» **What is asked**: Return all of the entries word for word, but omit the pictures they contain.

» **Supplied data**:

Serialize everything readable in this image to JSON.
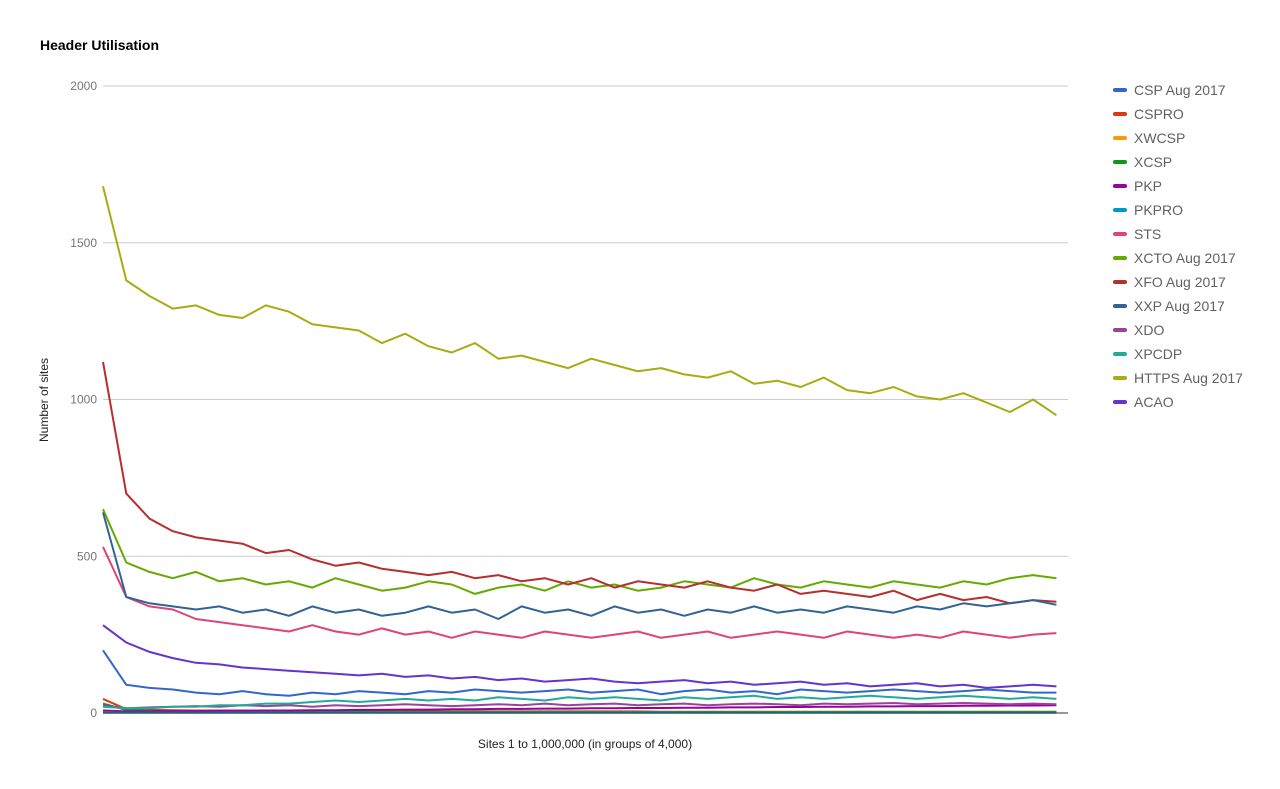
{
  "chart_data": {
    "type": "line",
    "title": "Header Utilisation",
    "xlabel": "Sites 1 to 1,000,000 (in groups of 4,000)",
    "ylabel": "Number of sites",
    "ylim": [
      0,
      2000
    ],
    "yticks": [
      0,
      500,
      1000,
      1500,
      2000
    ],
    "xlim": [
      1,
      250
    ],
    "grid": true,
    "legend_position": "right",
    "x": [
      1,
      7,
      13,
      19,
      25,
      31,
      37,
      43,
      49,
      55,
      61,
      67,
      73,
      79,
      85,
      91,
      97,
      103,
      109,
      115,
      121,
      127,
      133,
      139,
      145,
      151,
      157,
      163,
      169,
      175,
      181,
      187,
      193,
      199,
      205,
      211,
      217,
      223,
      229,
      235,
      241,
      247
    ],
    "series": [
      {
        "name": "CSP Aug 2017",
        "color": "#3366cc",
        "values": [
          200,
          90,
          80,
          75,
          65,
          60,
          70,
          60,
          55,
          65,
          60,
          70,
          65,
          60,
          70,
          65,
          75,
          70,
          65,
          70,
          75,
          65,
          70,
          75,
          60,
          70,
          75,
          65,
          70,
          60,
          75,
          70,
          65,
          70,
          75,
          70,
          65,
          70,
          75,
          70,
          65,
          65
        ]
      },
      {
        "name": "CSPRO",
        "color": "#dc3912",
        "values": [
          45,
          12,
          10,
          9,
          8,
          8,
          8,
          7,
          7,
          7,
          6,
          6,
          6,
          6,
          5,
          5,
          5,
          5,
          5,
          5,
          5,
          5,
          5,
          5,
          4,
          4,
          4,
          4,
          4,
          4,
          4,
          4,
          4,
          4,
          4,
          4,
          4,
          4,
          4,
          4,
          4,
          4
        ]
      },
      {
        "name": "XWCSP",
        "color": "#ff9900",
        "values": [
          3,
          2,
          2,
          2,
          2,
          2,
          2,
          2,
          2,
          2,
          2,
          2,
          2,
          2,
          2,
          2,
          2,
          2,
          2,
          2,
          2,
          2,
          2,
          2,
          2,
          2,
          2,
          2,
          2,
          2,
          2,
          2,
          2,
          2,
          2,
          2,
          2,
          2,
          2,
          2,
          2,
          2
        ]
      },
      {
        "name": "XCSP",
        "color": "#109618",
        "values": [
          30,
          10,
          7,
          6,
          5,
          5,
          5,
          4,
          4,
          4,
          4,
          4,
          3,
          3,
          3,
          3,
          3,
          3,
          3,
          3,
          3,
          3,
          3,
          3,
          3,
          3,
          3,
          3,
          3,
          3,
          3,
          3,
          3,
          3,
          3,
          3,
          3,
          3,
          3,
          3,
          3,
          3
        ]
      },
      {
        "name": "PKP",
        "color": "#990099",
        "values": [
          8,
          5,
          5,
          6,
          6,
          7,
          7,
          8,
          8,
          9,
          9,
          10,
          10,
          11,
          11,
          12,
          12,
          13,
          13,
          14,
          14,
          15,
          15,
          16,
          16,
          17,
          17,
          18,
          18,
          19,
          19,
          20,
          20,
          21,
          21,
          22,
          22,
          23,
          23,
          24,
          24,
          25
        ]
      },
      {
        "name": "PKPRO",
        "color": "#0099c6",
        "values": [
          1,
          1,
          1,
          1,
          1,
          1,
          1,
          1,
          1,
          1,
          1,
          1,
          1,
          1,
          1,
          1,
          1,
          1,
          1,
          1,
          1,
          1,
          1,
          1,
          1,
          1,
          1,
          1,
          1,
          1,
          1,
          1,
          1,
          1,
          1,
          1,
          1,
          1,
          1,
          1,
          1,
          1
        ]
      },
      {
        "name": "STS",
        "color": "#dd4477",
        "values": [
          530,
          370,
          340,
          330,
          300,
          290,
          280,
          270,
          260,
          280,
          260,
          250,
          270,
          250,
          260,
          240,
          260,
          250,
          240,
          260,
          250,
          240,
          250,
          260,
          240,
          250,
          260,
          240,
          250,
          260,
          250,
          240,
          260,
          250,
          240,
          250,
          240,
          260,
          250,
          240,
          250,
          255
        ]
      },
      {
        "name": "XCTO Aug 2017",
        "color": "#66aa00",
        "values": [
          650,
          480,
          450,
          430,
          450,
          420,
          430,
          410,
          420,
          400,
          430,
          410,
          390,
          400,
          420,
          410,
          380,
          400,
          410,
          390,
          420,
          400,
          410,
          390,
          400,
          420,
          410,
          400,
          430,
          410,
          400,
          420,
          410,
          400,
          420,
          410,
          400,
          420,
          410,
          430,
          440,
          430
        ]
      },
      {
        "name": "XFO Aug 2017",
        "color": "#b82e2e",
        "values": [
          1120,
          700,
          620,
          580,
          560,
          550,
          540,
          510,
          520,
          490,
          470,
          480,
          460,
          450,
          440,
          450,
          430,
          440,
          420,
          430,
          410,
          430,
          400,
          420,
          410,
          400,
          420,
          400,
          390,
          410,
          380,
          390,
          380,
          370,
          390,
          360,
          380,
          360,
          370,
          350,
          360,
          355
        ]
      },
      {
        "name": "XXP Aug 2017",
        "color": "#316395",
        "values": [
          640,
          370,
          350,
          340,
          330,
          340,
          320,
          330,
          310,
          340,
          320,
          330,
          310,
          320,
          340,
          320,
          330,
          300,
          340,
          320,
          330,
          310,
          340,
          320,
          330,
          310,
          330,
          320,
          340,
          320,
          330,
          320,
          340,
          330,
          320,
          340,
          330,
          350,
          340,
          350,
          360,
          345
        ]
      },
      {
        "name": "XDO",
        "color": "#994499",
        "values": [
          25,
          15,
          18,
          20,
          22,
          20,
          25,
          22,
          25,
          20,
          25,
          22,
          25,
          28,
          25,
          22,
          25,
          28,
          25,
          30,
          25,
          28,
          30,
          25,
          28,
          30,
          25,
          28,
          30,
          28,
          25,
          30,
          28,
          30,
          32,
          28,
          30,
          32,
          30,
          28,
          30,
          28
        ]
      },
      {
        "name": "XPCDP",
        "color": "#22aa99",
        "values": [
          20,
          15,
          15,
          20,
          20,
          25,
          25,
          30,
          30,
          35,
          40,
          35,
          40,
          45,
          40,
          45,
          40,
          50,
          45,
          40,
          50,
          45,
          50,
          45,
          40,
          50,
          45,
          50,
          55,
          45,
          50,
          45,
          50,
          55,
          50,
          45,
          50,
          55,
          50,
          45,
          50,
          45
        ]
      },
      {
        "name": "HTTPS Aug 2017",
        "color": "#aaaa11",
        "values": [
          1680,
          1380,
          1330,
          1290,
          1300,
          1270,
          1260,
          1300,
          1280,
          1240,
          1230,
          1220,
          1180,
          1210,
          1170,
          1150,
          1180,
          1130,
          1140,
          1120,
          1100,
          1130,
          1110,
          1090,
          1100,
          1080,
          1070,
          1090,
          1050,
          1060,
          1040,
          1070,
          1030,
          1020,
          1040,
          1010,
          1000,
          1020,
          990,
          960,
          1000,
          950
        ]
      },
      {
        "name": "ACAO",
        "color": "#6633cc",
        "values": [
          280,
          225,
          195,
          175,
          160,
          155,
          145,
          140,
          135,
          130,
          125,
          120,
          125,
          115,
          120,
          110,
          115,
          105,
          110,
          100,
          105,
          110,
          100,
          95,
          100,
          105,
          95,
          100,
          90,
          95,
          100,
          90,
          95,
          85,
          90,
          95,
          85,
          90,
          80,
          85,
          90,
          85
        ]
      }
    ]
  }
}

» **Reply**:
Serialize everything readable in this image to JSON.
{
  "chart_data": {
    "type": "line",
    "title": "Header Utilisation",
    "xlabel": "Sites 1 to 1,000,000 (in groups of 4,000)",
    "ylabel": "Number of sites",
    "ylim": [
      0,
      2000
    ],
    "yticks": [
      0,
      500,
      1000,
      1500,
      2000
    ],
    "xlim": [
      1,
      250
    ],
    "grid": true,
    "legend_position": "right",
    "x": [
      1,
      7,
      13,
      19,
      25,
      31,
      37,
      43,
      49,
      55,
      61,
      67,
      73,
      79,
      85,
      91,
      97,
      103,
      109,
      115,
      121,
      127,
      133,
      139,
      145,
      151,
      157,
      163,
      169,
      175,
      181,
      187,
      193,
      199,
      205,
      211,
      217,
      223,
      229,
      235,
      241,
      247
    ],
    "series": [
      {
        "name": "CSP Aug 2017",
        "color": "#3366cc",
        "values": [
          200,
          90,
          80,
          75,
          65,
          60,
          70,
          60,
          55,
          65,
          60,
          70,
          65,
          60,
          70,
          65,
          75,
          70,
          65,
          70,
          75,
          65,
          70,
          75,
          60,
          70,
          75,
          65,
          70,
          60,
          75,
          70,
          65,
          70,
          75,
          70,
          65,
          70,
          75,
          70,
          65,
          65
        ]
      },
      {
        "name": "CSPRO",
        "color": "#dc3912",
        "values": [
          45,
          12,
          10,
          9,
          8,
          8,
          8,
          7,
          7,
          7,
          6,
          6,
          6,
          6,
          5,
          5,
          5,
          5,
          5,
          5,
          5,
          5,
          5,
          5,
          4,
          4,
          4,
          4,
          4,
          4,
          4,
          4,
          4,
          4,
          4,
          4,
          4,
          4,
          4,
          4,
          4,
          4
        ]
      },
      {
        "name": "XWCSP",
        "color": "#ff9900",
        "values": [
          3,
          2,
          2,
          2,
          2,
          2,
          2,
          2,
          2,
          2,
          2,
          2,
          2,
          2,
          2,
          2,
          2,
          2,
          2,
          2,
          2,
          2,
          2,
          2,
          2,
          2,
          2,
          2,
          2,
          2,
          2,
          2,
          2,
          2,
          2,
          2,
          2,
          2,
          2,
          2,
          2,
          2
        ]
      },
      {
        "name": "XCSP",
        "color": "#109618",
        "values": [
          30,
          10,
          7,
          6,
          5,
          5,
          5,
          4,
          4,
          4,
          4,
          4,
          3,
          3,
          3,
          3,
          3,
          3,
          3,
          3,
          3,
          3,
          3,
          3,
          3,
          3,
          3,
          3,
          3,
          3,
          3,
          3,
          3,
          3,
          3,
          3,
          3,
          3,
          3,
          3,
          3,
          3
        ]
      },
      {
        "name": "PKP",
        "color": "#990099",
        "values": [
          8,
          5,
          5,
          6,
          6,
          7,
          7,
          8,
          8,
          9,
          9,
          10,
          10,
          11,
          11,
          12,
          12,
          13,
          13,
          14,
          14,
          15,
          15,
          16,
          16,
          17,
          17,
          18,
          18,
          19,
          19,
          20,
          20,
          21,
          21,
          22,
          22,
          23,
          23,
          24,
          24,
          25
        ]
      },
      {
        "name": "PKPRO",
        "color": "#0099c6",
        "values": [
          1,
          1,
          1,
          1,
          1,
          1,
          1,
          1,
          1,
          1,
          1,
          1,
          1,
          1,
          1,
          1,
          1,
          1,
          1,
          1,
          1,
          1,
          1,
          1,
          1,
          1,
          1,
          1,
          1,
          1,
          1,
          1,
          1,
          1,
          1,
          1,
          1,
          1,
          1,
          1,
          1,
          1
        ]
      },
      {
        "name": "STS",
        "color": "#dd4477",
        "values": [
          530,
          370,
          340,
          330,
          300,
          290,
          280,
          270,
          260,
          280,
          260,
          250,
          270,
          250,
          260,
          240,
          260,
          250,
          240,
          260,
          250,
          240,
          250,
          260,
          240,
          250,
          260,
          240,
          250,
          260,
          250,
          240,
          260,
          250,
          240,
          250,
          240,
          260,
          250,
          240,
          250,
          255
        ]
      },
      {
        "name": "XCTO Aug 2017",
        "color": "#66aa00",
        "values": [
          650,
          480,
          450,
          430,
          450,
          420,
          430,
          410,
          420,
          400,
          430,
          410,
          390,
          400,
          420,
          410,
          380,
          400,
          410,
          390,
          420,
          400,
          410,
          390,
          400,
          420,
          410,
          400,
          430,
          410,
          400,
          420,
          410,
          400,
          420,
          410,
          400,
          420,
          410,
          430,
          440,
          430
        ]
      },
      {
        "name": "XFO Aug 2017",
        "color": "#b82e2e",
        "values": [
          1120,
          700,
          620,
          580,
          560,
          550,
          540,
          510,
          520,
          490,
          470,
          480,
          460,
          450,
          440,
          450,
          430,
          440,
          420,
          430,
          410,
          430,
          400,
          420,
          410,
          400,
          420,
          400,
          390,
          410,
          380,
          390,
          380,
          370,
          390,
          360,
          380,
          360,
          370,
          350,
          360,
          355
        ]
      },
      {
        "name": "XXP Aug 2017",
        "color": "#316395",
        "values": [
          640,
          370,
          350,
          340,
          330,
          340,
          320,
          330,
          310,
          340,
          320,
          330,
          310,
          320,
          340,
          320,
          330,
          300,
          340,
          320,
          330,
          310,
          340,
          320,
          330,
          310,
          330,
          320,
          340,
          320,
          330,
          320,
          340,
          330,
          320,
          340,
          330,
          350,
          340,
          350,
          360,
          345
        ]
      },
      {
        "name": "XDO",
        "color": "#994499",
        "values": [
          25,
          15,
          18,
          20,
          22,
          20,
          25,
          22,
          25,
          20,
          25,
          22,
          25,
          28,
          25,
          22,
          25,
          28,
          25,
          30,
          25,
          28,
          30,
          25,
          28,
          30,
          25,
          28,
          30,
          28,
          25,
          30,
          28,
          30,
          32,
          28,
          30,
          32,
          30,
          28,
          30,
          28
        ]
      },
      {
        "name": "XPCDP",
        "color": "#22aa99",
        "values": [
          20,
          15,
          15,
          20,
          20,
          25,
          25,
          30,
          30,
          35,
          40,
          35,
          40,
          45,
          40,
          45,
          40,
          50,
          45,
          40,
          50,
          45,
          50,
          45,
          40,
          50,
          45,
          50,
          55,
          45,
          50,
          45,
          50,
          55,
          50,
          45,
          50,
          55,
          50,
          45,
          50,
          45
        ]
      },
      {
        "name": "HTTPS Aug 2017",
        "color": "#aaaa11",
        "values": [
          1680,
          1380,
          1330,
          1290,
          1300,
          1270,
          1260,
          1300,
          1280,
          1240,
          1230,
          1220,
          1180,
          1210,
          1170,
          1150,
          1180,
          1130,
          1140,
          1120,
          1100,
          1130,
          1110,
          1090,
          1100,
          1080,
          1070,
          1090,
          1050,
          1060,
          1040,
          1070,
          1030,
          1020,
          1040,
          1010,
          1000,
          1020,
          990,
          960,
          1000,
          950
        ]
      },
      {
        "name": "ACAO",
        "color": "#6633cc",
        "values": [
          280,
          225,
          195,
          175,
          160,
          155,
          145,
          140,
          135,
          130,
          125,
          120,
          125,
          115,
          120,
          110,
          115,
          105,
          110,
          100,
          105,
          110,
          100,
          95,
          100,
          105,
          95,
          100,
          90,
          95,
          100,
          90,
          95,
          85,
          90,
          95,
          85,
          90,
          80,
          85,
          90,
          85
        ]
      }
    ]
  }
}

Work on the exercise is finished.